CHALLENGE :: Find the line that contains "Transcribe the text in this document."; then retype it and each line after it, exactly, through the final line of the data below.
* begin DATA LINES *
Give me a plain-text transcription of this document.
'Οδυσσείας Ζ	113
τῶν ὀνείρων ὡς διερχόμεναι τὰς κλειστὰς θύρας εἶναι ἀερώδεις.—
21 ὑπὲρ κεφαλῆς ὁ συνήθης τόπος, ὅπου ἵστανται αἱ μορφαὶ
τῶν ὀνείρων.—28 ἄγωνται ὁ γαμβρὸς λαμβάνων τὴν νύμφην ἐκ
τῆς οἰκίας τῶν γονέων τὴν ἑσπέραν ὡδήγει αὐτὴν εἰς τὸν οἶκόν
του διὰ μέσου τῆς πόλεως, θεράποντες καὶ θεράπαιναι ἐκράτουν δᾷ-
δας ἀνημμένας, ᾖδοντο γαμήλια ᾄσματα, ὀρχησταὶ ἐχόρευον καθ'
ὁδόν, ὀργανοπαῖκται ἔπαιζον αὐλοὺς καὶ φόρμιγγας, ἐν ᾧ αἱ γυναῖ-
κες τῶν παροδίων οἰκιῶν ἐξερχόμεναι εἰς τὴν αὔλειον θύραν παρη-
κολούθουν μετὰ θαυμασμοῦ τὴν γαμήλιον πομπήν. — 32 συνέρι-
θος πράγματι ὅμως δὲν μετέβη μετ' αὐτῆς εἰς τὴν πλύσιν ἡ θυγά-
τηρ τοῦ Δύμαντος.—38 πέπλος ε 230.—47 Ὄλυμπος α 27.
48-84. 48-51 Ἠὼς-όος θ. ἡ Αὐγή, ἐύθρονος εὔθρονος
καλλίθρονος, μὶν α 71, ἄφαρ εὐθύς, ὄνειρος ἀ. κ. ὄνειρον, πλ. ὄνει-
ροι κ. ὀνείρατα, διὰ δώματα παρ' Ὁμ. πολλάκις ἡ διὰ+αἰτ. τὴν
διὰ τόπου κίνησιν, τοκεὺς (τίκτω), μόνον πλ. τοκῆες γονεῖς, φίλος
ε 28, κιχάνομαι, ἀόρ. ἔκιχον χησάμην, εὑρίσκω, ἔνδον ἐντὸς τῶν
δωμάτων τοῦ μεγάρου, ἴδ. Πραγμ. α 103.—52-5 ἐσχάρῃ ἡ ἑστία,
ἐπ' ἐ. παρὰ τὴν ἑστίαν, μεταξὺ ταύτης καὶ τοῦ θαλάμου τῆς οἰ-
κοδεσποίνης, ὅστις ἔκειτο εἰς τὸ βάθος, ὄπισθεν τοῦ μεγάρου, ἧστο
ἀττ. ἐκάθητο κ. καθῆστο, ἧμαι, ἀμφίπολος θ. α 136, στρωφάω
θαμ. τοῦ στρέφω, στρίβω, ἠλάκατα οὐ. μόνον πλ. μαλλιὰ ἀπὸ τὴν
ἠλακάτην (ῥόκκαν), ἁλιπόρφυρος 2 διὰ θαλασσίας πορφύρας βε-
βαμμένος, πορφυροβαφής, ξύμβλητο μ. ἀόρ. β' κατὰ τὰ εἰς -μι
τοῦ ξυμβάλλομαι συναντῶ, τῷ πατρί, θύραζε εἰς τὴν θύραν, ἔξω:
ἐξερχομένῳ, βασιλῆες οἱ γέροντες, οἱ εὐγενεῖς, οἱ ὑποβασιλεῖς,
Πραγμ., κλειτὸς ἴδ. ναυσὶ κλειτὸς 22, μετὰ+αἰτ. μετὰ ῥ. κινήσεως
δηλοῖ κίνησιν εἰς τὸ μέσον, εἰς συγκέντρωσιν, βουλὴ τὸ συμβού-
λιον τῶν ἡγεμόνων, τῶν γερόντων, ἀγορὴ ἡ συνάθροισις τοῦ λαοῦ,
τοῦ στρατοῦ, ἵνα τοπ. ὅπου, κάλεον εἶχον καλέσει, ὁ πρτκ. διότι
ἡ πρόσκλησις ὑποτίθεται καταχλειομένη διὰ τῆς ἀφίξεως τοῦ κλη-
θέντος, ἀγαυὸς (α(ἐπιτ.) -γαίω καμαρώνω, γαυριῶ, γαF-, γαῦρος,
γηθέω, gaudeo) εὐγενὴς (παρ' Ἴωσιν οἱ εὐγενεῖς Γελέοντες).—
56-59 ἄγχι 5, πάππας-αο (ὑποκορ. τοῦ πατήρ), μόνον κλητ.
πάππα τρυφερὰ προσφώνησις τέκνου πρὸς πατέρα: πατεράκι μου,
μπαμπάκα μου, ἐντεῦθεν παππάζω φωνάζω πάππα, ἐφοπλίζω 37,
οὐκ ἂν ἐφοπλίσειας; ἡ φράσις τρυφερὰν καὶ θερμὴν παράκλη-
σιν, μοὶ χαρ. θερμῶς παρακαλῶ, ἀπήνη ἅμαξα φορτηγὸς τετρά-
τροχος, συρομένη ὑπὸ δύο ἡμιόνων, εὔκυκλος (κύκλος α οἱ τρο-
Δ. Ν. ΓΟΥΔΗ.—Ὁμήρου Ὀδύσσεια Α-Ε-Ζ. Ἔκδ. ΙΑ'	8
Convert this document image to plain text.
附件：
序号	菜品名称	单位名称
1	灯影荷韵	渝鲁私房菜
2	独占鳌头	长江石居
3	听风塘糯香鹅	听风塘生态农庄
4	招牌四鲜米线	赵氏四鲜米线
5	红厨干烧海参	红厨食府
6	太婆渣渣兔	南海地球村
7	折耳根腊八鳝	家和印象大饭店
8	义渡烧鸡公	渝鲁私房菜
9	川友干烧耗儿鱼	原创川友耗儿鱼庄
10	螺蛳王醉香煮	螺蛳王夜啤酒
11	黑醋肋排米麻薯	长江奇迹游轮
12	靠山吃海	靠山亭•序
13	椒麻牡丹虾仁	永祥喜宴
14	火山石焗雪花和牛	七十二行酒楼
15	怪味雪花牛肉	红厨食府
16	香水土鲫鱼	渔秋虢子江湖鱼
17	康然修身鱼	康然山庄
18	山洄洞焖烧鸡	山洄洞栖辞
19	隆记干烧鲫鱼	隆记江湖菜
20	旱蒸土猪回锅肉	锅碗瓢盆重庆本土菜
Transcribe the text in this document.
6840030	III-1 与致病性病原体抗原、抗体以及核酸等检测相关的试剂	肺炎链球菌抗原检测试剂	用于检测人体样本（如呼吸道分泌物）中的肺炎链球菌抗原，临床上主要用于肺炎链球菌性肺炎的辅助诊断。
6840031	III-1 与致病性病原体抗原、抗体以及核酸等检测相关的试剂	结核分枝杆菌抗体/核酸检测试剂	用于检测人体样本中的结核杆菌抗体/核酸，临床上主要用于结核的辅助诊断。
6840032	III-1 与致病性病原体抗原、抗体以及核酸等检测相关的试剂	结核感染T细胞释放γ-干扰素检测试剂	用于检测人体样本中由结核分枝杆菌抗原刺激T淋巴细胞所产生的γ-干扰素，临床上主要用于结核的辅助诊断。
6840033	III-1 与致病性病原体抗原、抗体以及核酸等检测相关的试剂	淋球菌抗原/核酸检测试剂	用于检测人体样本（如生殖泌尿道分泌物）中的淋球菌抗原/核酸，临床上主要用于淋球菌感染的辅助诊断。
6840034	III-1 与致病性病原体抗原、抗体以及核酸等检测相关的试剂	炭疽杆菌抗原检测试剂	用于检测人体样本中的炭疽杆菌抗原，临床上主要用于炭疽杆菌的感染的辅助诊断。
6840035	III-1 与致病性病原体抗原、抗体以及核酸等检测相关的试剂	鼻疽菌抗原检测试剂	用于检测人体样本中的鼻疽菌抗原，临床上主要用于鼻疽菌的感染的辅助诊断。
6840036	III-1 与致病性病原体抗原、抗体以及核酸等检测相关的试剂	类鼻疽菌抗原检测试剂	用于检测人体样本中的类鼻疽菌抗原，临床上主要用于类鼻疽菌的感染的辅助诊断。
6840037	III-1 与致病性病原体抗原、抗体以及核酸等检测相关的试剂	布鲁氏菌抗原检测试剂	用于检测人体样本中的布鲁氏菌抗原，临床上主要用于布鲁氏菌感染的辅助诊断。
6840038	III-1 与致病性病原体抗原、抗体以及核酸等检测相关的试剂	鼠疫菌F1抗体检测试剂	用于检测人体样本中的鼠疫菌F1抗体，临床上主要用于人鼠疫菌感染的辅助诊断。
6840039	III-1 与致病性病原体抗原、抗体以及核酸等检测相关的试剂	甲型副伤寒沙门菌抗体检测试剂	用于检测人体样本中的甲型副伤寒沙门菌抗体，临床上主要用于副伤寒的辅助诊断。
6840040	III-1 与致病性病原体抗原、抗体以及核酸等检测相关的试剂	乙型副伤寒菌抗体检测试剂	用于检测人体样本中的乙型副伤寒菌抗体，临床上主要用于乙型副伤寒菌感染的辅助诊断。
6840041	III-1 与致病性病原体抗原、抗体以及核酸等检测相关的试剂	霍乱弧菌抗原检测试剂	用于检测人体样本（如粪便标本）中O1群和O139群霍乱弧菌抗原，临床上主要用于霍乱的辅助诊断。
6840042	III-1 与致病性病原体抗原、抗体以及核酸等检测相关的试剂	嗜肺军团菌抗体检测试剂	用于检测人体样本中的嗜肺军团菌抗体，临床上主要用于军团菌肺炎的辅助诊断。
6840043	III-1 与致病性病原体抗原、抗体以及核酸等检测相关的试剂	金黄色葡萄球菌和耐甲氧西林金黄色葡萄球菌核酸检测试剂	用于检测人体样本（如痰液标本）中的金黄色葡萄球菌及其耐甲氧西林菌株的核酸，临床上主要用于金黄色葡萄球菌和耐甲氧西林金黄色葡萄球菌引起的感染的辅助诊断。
* end DATA LINES *
SOLUTION TO THIS TASK ::
Transcribe the text in this document.
6840030	III-1 与致病性病原体抗原、抗体以及核酸等检测相关的试剂	肺炎链球菌抗原检测试剂	用于检测人体样本（如呼吸道分泌物）中的肺炎链球菌抗原，临床上主要用于肺炎链球菌性肺炎的辅助诊断。
6840031	III-1 与致病性病原体抗原、抗体以及核酸等检测相关的试剂	结核分枝杆菌抗体/核酸检测试剂	用于检测人体样本中的结核杆菌抗体/核酸，临床上主要用于结核的辅助诊断。
6840032	III-1 与致病性病原体抗原、抗体以及核酸等检测相关的试剂	结核感染T细胞释放γ-干扰素检测试剂	用于检测人体样本中由结核分枝杆菌抗原刺激T淋巴细胞所产生的γ-干扰素，临床上主要用于结核的辅助诊断。
6840033	III-1 与致病性病原体抗原、抗体以及核酸等检测相关的试剂	淋球菌抗原/核酸检测试剂	用于检测人体样本（如生殖泌尿道分泌物）中的淋球菌抗原/核酸，临床上主要用于淋球菌感染的辅助诊断。
6840034	III-1 与致病性病原体抗原、抗体以及核酸等检测相关的试剂	炭疽杆菌抗原检测试剂	用于检测人体样本中的炭疽杆菌抗原，临床上主要用于炭疽杆菌的感染的辅助诊断。
6840035	III-1 与致病性病原体抗原、抗体以及核酸等检测相关的试剂	鼻疽菌抗原检测试剂	用于检测人体样本中的鼻疽菌抗原，临床上主要用于鼻疽菌的感染的辅助诊断。
6840036	III-1 与致病性病原体抗原、抗体以及核酸等检测相关的试剂	类鼻疽菌抗原检测试剂	用于检测人体样本中的类鼻疽菌抗原，临床上主要用于类鼻疽菌的感染的辅助诊断。
6840037	III-1 与致病性病原体抗原、抗体以及核酸等检测相关的试剂	布鲁氏菌抗原检测试剂	用于检测人体样本中的布鲁氏菌抗原，临床上主要用于布鲁氏菌感染的辅助诊断。
6840038	III-1 与致病性病原体抗原、抗体以及核酸等检测相关的试剂	鼠疫菌F1抗体检测试剂	用于检测人体样本中的鼠疫菌F1抗体，临床上主要用于人鼠疫菌感染的辅助诊断。
6840039	III-1 与致病性病原体抗原、抗体以及核酸等检测相关的试剂	甲型副伤寒沙门菌抗体检测试剂	用于检测人体样本中的甲型副伤寒沙门菌抗体，临床上主要用于副伤寒的辅助诊断。
6840040	III-1 与致病性病原体抗原、抗体以及核酸等检测相关的试剂	乙型副伤寒菌抗体检测试剂	用于检测人体样本中的乙型副伤寒菌抗体，临床上主要用于乙型副伤寒菌感染的辅助诊断。
6840041	III-1 与致病性病原体抗原、抗体以及核酸等检测相关的试剂	霍乱弧菌抗原检测试剂	用于检测人体样本（如粪便标本）中O1群和O139群霍乱弧菌抗原，临床上主要用于霍乱的辅助诊断。
6840042	III-1 与致病性病原体抗原、抗体以及核酸等检测相关的试剂	嗜肺军团菌抗体检测试剂	用于检测人体样本中的嗜肺军团菌抗体，临床上主要用于军团菌肺炎的辅助诊断。
6840043	III-1 与致病性病原体抗原、抗体以及核酸等检测相关的试剂	金黄色葡萄球菌和耐甲氧西林金黄色葡萄球菌核酸检测试剂	用于检测人体样本（如痰液标本）中的金黄色葡萄球菌及其耐甲氧西林菌株的核酸，临床上主要用于金黄色葡萄球菌和耐甲氧西林金黄色葡萄球菌引起的感染的辅助诊断。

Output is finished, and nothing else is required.